Task statement -
Your task is to output all the records below, word for word.

Stored records -

····················

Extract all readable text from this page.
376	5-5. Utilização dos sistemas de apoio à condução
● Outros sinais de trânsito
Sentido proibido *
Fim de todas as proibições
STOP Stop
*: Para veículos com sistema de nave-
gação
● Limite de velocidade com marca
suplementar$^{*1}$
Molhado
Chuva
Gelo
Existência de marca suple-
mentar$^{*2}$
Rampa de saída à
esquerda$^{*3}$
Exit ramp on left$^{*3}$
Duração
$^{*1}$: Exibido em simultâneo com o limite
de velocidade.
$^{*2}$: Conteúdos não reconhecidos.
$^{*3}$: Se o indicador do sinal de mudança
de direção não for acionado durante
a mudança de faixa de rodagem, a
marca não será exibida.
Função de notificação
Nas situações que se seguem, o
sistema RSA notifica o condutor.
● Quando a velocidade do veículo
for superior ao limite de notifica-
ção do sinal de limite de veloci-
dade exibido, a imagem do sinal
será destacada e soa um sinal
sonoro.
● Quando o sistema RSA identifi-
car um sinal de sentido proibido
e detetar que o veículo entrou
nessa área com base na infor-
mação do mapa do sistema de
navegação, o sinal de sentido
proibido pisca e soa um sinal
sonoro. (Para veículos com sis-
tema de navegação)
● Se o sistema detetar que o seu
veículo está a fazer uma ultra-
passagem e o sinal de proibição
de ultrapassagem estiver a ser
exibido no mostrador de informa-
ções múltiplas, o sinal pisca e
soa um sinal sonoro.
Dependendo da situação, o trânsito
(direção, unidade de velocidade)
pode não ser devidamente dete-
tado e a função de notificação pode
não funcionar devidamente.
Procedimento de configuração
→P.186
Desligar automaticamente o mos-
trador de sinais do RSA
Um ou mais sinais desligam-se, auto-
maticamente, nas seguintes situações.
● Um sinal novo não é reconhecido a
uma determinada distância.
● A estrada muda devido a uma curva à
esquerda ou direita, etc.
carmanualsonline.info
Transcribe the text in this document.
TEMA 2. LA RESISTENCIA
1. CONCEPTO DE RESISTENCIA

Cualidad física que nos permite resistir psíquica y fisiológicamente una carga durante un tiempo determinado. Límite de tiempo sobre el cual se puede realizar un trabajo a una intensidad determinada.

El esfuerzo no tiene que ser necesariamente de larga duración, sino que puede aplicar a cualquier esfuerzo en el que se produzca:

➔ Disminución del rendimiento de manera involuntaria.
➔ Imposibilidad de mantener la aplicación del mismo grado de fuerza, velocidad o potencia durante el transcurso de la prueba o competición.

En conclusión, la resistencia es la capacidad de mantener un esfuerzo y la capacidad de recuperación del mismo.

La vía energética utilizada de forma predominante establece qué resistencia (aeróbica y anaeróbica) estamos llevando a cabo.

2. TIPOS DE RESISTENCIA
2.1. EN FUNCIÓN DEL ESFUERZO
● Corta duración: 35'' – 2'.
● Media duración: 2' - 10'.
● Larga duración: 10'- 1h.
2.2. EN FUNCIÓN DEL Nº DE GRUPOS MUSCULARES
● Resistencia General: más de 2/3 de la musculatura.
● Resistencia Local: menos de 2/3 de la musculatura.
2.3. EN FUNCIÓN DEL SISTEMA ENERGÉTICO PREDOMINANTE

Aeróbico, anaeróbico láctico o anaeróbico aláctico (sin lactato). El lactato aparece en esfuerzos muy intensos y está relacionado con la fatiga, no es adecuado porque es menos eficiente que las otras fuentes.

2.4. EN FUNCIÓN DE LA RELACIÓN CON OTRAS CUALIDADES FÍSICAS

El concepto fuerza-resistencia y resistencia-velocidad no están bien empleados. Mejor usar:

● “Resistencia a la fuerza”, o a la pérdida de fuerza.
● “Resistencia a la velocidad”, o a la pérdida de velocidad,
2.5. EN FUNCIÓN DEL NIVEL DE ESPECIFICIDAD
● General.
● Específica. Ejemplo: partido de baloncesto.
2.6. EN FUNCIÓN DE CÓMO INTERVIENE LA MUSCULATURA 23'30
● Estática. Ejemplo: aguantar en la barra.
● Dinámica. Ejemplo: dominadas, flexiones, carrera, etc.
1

····················

Exercise output -
Extract all readable text from this page.
376	5-5. Utilização dos sistemas de apoio à condução
● Outros sinais de trânsito
Sentido proibido *
Fim de todas as proibições
STOP Stop
*: Para veículos com sistema de nave-
gação
● Limite de velocidade com marca
suplementar$^{*1}$
Molhado
Chuva
Gelo
Existência de marca suple-
mentar$^{*2}$
Rampa de saída à
esquerda$^{*3}$
Exit ramp on left$^{*3}$
Duração
$^{*1}$: Exibido em simultâneo com o limite
de velocidade.
$^{*2}$: Conteúdos não reconhecidos.
$^{*3}$: Se o indicador do sinal de mudança
de direção não for acionado durante
a mudança de faixa de rodagem, a
marca não será exibida.
Função de notificação
Nas situações que se seguem, o
sistema RSA notifica o condutor.
● Quando a velocidade do veículo
for superior ao limite de notifica-
ção do sinal de limite de veloci-
dade exibido, a imagem do sinal
será destacada e soa um sinal
sonoro.
● Quando o sistema RSA identifi-
car um sinal de sentido proibido
e detetar que o veículo entrou
nessa área com base na infor-
mação do mapa do sistema de
navegação, o sinal de sentido
proibido pisca e soa um sinal
sonoro. (Para veículos com sis-
tema de navegação)
● Se o sistema detetar que o seu
veículo está a fazer uma ultra-
passagem e o sinal de proibição
de ultrapassagem estiver a ser
exibido no mostrador de informa-
ções múltiplas, o sinal pisca e
soa um sinal sonoro.
Dependendo da situação, o trânsito
(direção, unidade de velocidade)
pode não ser devidamente dete-
tado e a função de notificação pode
não funcionar devidamente.
Procedimento de configuração
→P.186
Desligar automaticamente o mos-
trador de sinais do RSA
Um ou mais sinais desligam-se, auto-
maticamente, nas seguintes situações.
● Um sinal novo não é reconhecido a
uma determinada distância.
● A estrada muda devido a uma curva à
esquerda ou direita, etc.
carmanualsonline.info
Transcribe the text in this document.
TEMA 2. LA RESISTENCIA
1. CONCEPTO DE RESISTENCIA

Cualidad física que nos permite resistir psíquica y fisiológicamente una carga durante un tiempo determinado. Límite de tiempo sobre el cual se puede realizar un trabajo a una intensidad determinada.

El esfuerzo no tiene que ser necesariamente de larga duración, sino que puede aplicar a cualquier esfuerzo en el que se produzca:

➔ Disminución del rendimiento de manera involuntaria.
➔ Imposibilidad de mantener la aplicación del mismo grado de fuerza, velocidad o potencia durante el transcurso de la prueba o competición.

En conclusión, la resistencia es la capacidad de mantener un esfuerzo y la capacidad de recuperación del mismo.

La vía energética utilizada de forma predominante establece qué resistencia (aeróbica y anaeróbica) estamos llevando a cabo.

2. TIPOS DE RESISTENCIA
2.1. EN FUNCIÓN DEL ESFUERZO
● Corta duración: 35'' – 2'.
● Media duración: 2' - 10'.
● Larga duración: 10'- 1h.
2.2. EN FUNCIÓN DEL Nº DE GRUPOS MUSCULARES
● Resistencia General: más de 2/3 de la musculatura.
● Resistencia Local: menos de 2/3 de la musculatura.
2.3. EN FUNCIÓN DEL SISTEMA ENERGÉTICO PREDOMINANTE

Aeróbico, anaeróbico láctico o anaeróbico aláctico (sin lactato). El lactato aparece en esfuerzos muy intensos y está relacionado con la fatiga, no es adecuado porque es menos eficiente que las otras fuentes.

2.4. EN FUNCIÓN DE LA RELACIÓN CON OTRAS CUALIDADES FÍSICAS

El concepto fuerza-resistencia y resistencia-velocidad no están bien empleados. Mejor usar:

● “Resistencia a la fuerza”, o a la pérdida de fuerza.
● “Resistencia a la velocidad”, o a la pérdida de velocidad,
2.5. EN FUNCIÓN DEL NIVEL DE ESPECIFICIDAD
● General.
● Específica. Ejemplo: partido de baloncesto.
2.6. EN FUNCIÓN DE CÓMO INTERVIENE LA MUSCULATURA 23'30
● Estática. Ejemplo: aguantar en la barra.
● Dinámica. Ejemplo: dominadas, flexiones, carrera, etc.
1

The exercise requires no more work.